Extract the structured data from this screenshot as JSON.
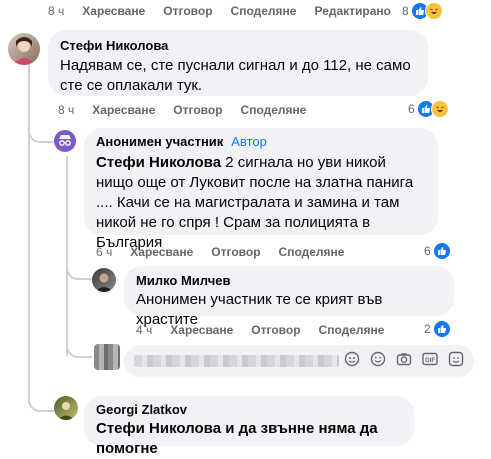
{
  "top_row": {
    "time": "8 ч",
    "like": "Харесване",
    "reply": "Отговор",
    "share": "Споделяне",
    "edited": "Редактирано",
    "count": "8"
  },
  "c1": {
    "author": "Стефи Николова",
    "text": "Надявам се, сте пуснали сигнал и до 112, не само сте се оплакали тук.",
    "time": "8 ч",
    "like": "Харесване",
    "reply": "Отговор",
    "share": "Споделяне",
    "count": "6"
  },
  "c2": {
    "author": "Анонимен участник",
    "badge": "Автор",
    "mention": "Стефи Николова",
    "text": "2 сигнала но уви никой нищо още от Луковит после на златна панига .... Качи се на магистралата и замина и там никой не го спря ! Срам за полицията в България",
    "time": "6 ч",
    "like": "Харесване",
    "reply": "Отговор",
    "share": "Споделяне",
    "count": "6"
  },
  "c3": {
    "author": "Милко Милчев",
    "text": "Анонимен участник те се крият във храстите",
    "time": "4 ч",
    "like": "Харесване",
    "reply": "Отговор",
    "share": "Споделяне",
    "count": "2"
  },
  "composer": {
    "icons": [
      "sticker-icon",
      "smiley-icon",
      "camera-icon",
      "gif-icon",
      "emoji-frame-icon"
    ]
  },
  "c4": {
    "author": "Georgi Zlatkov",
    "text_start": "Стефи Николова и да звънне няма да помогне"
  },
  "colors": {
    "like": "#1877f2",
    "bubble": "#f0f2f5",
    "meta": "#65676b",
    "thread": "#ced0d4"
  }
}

· · · ·

● Aim of the task
Repeat the records above exactly, leaving out the pictures.

● Response
Extract the structured data from this screenshot as JSON.
{
  "top_row": {
    "time": "8 ч",
    "like": "Харесване",
    "reply": "Отговор",
    "share": "Споделяне",
    "edited": "Редактирано",
    "count": "8"
  },
  "c1": {
    "author": "Стефи Николова",
    "text": "Надявам се, сте пуснали сигнал и до 112, не само сте се оплакали тук.",
    "time": "8 ч",
    "like": "Харесване",
    "reply": "Отговор",
    "share": "Споделяне",
    "count": "6"
  },
  "c2": {
    "author": "Анонимен участник",
    "badge": "Автор",
    "mention": "Стефи Николова",
    "text": "2 сигнала но уви никой нищо още от Луковит после на златна панига .... Качи се на магистралата и замина и там никой не го спря ! Срам за полицията в България",
    "time": "6 ч",
    "like": "Харесване",
    "reply": "Отговор",
    "share": "Споделяне",
    "count": "6"
  },
  "c3": {
    "author": "Милко Милчев",
    "text": "Анонимен участник те се крият във храстите",
    "time": "4 ч",
    "like": "Харесване",
    "reply": "Отговор",
    "share": "Споделяне",
    "count": "2"
  },
  "composer": {
    "icons": [
      "sticker-icon",
      "smiley-icon",
      "camera-icon",
      "gif-icon",
      "emoji-frame-icon"
    ]
  },
  "c4": {
    "author": "Georgi Zlatkov",
    "text_start": "Стефи Николова и да звънне няма да помогне"
  },
  "colors": {
    "like": "#1877f2",
    "bubble": "#f0f2f5",
    "meta": "#65676b",
    "thread": "#ced0d4"
  }
}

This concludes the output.